→ SHORT EXERCISE
Transcribe all of the material exactly, except for its pictures.

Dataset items
>>>>

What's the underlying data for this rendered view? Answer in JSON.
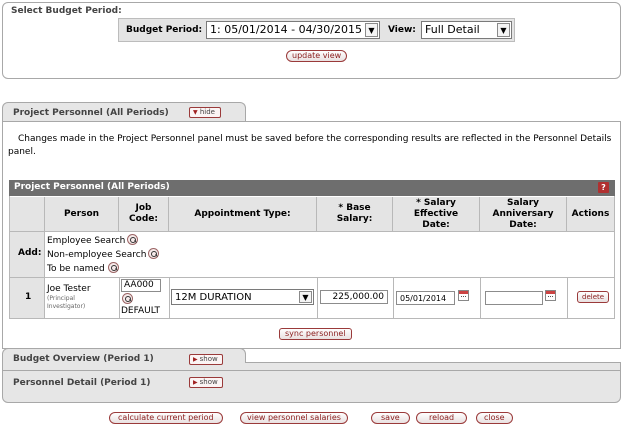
{
  "budget_period_section": {
    "title": "Select Budget Period:",
    "budget_period_label": "Budget Period:",
    "budget_period_value": "1: 05/01/2014 - 04/30/2015",
    "view_label": "View:",
    "view_value": "Full Detail",
    "update_view_label": "update view"
  },
  "project_personnel": {
    "tab_title": "Project Personnel (All Periods)",
    "hide_label": "hide",
    "notice": "Changes made in the Project Personnel panel must be saved before the corresponding results are reflected in the Personnel Details panel.",
    "table_title": "Project Personnel (All Periods)",
    "help_label": "?",
    "columns": {
      "person": "Person",
      "job_code_1": "Job",
      "job_code_2": "Code:",
      "appointment_type": "Appointment Type:",
      "base_salary_1": "* Base",
      "base_salary_2": "Salary:",
      "salary_effective_1": "* Salary",
      "salary_effective_2": "Effective",
      "salary_effective_3": "Date:",
      "salary_anniversary_1": "Salary",
      "salary_anniversary_2": "Anniversary",
      "salary_anniversary_3": "Date:",
      "actions": "Actions"
    },
    "add_row": {
      "label": "Add:",
      "employee_search": "Employee Search",
      "non_employee_search": "Non-employee Search",
      "to_be_named": "To be named"
    },
    "rows": [
      {
        "number": "1",
        "person_name": "Joe Tester",
        "person_role_1": "(Principal",
        "person_role_2": "Investigator)",
        "job_code": "AA000",
        "job_code_default": "DEFAULT",
        "appointment_type": "12M DURATION",
        "base_salary": "225,000.00",
        "salary_effective_date": "05/01/2014",
        "salary_anniversary_date": "",
        "delete_label": "delete"
      }
    ],
    "sync_label": "sync personnel"
  },
  "collapsed_tabs": {
    "budget_overview": "Budget Overview (Period 1)",
    "personnel_detail": "Personnel Detail (Period 1)",
    "show_label": "show"
  },
  "footer_buttons": {
    "calculate": "calculate current period",
    "view_salaries": "view personnel salaries",
    "save": "save",
    "reload": "reload",
    "close": "close"
  },
  "colors": {
    "table_header_bar": "#6e6e6e",
    "button_text": "#8a1d1d",
    "header_gray": "#e4e4e4"
  }
}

<<<<

→ EXERCISE OUTPUT
What's the underlying data for this rendered view? Answer in JSON.
{
  "budget_period_section": {
    "title": "Select Budget Period:",
    "budget_period_label": "Budget Period:",
    "budget_period_value": "1: 05/01/2014 - 04/30/2015",
    "view_label": "View:",
    "view_value": "Full Detail",
    "update_view_label": "update view"
  },
  "project_personnel": {
    "tab_title": "Project Personnel (All Periods)",
    "hide_label": "hide",
    "notice": "Changes made in the Project Personnel panel must be saved before the corresponding results are reflected in the Personnel Details panel.",
    "table_title": "Project Personnel (All Periods)",
    "help_label": "?",
    "columns": {
      "person": "Person",
      "job_code_1": "Job",
      "job_code_2": "Code:",
      "appointment_type": "Appointment Type:",
      "base_salary_1": "* Base",
      "base_salary_2": "Salary:",
      "salary_effective_1": "* Salary",
      "salary_effective_2": "Effective",
      "salary_effective_3": "Date:",
      "salary_anniversary_1": "Salary",
      "salary_anniversary_2": "Anniversary",
      "salary_anniversary_3": "Date:",
      "actions": "Actions"
    },
    "add_row": {
      "label": "Add:",
      "employee_search": "Employee Search",
      "non_employee_search": "Non-employee Search",
      "to_be_named": "To be named"
    },
    "rows": [
      {
        "number": "1",
        "person_name": "Joe Tester",
        "person_role_1": "(Principal",
        "person_role_2": "Investigator)",
        "job_code": "AA000",
        "job_code_default": "DEFAULT",
        "appointment_type": "12M DURATION",
        "base_salary": "225,000.00",
        "salary_effective_date": "05/01/2014",
        "salary_anniversary_date": "",
        "delete_label": "delete"
      }
    ],
    "sync_label": "sync personnel"
  },
  "collapsed_tabs": {
    "budget_overview": "Budget Overview (Period 1)",
    "personnel_detail": "Personnel Detail (Period 1)",
    "show_label": "show"
  },
  "footer_buttons": {
    "calculate": "calculate current period",
    "view_salaries": "view personnel salaries",
    "save": "save",
    "reload": "reload",
    "close": "close"
  },
  "colors": {
    "table_header_bar": "#6e6e6e",
    "button_text": "#8a1d1d",
    "header_gray": "#e4e4e4"
  }
}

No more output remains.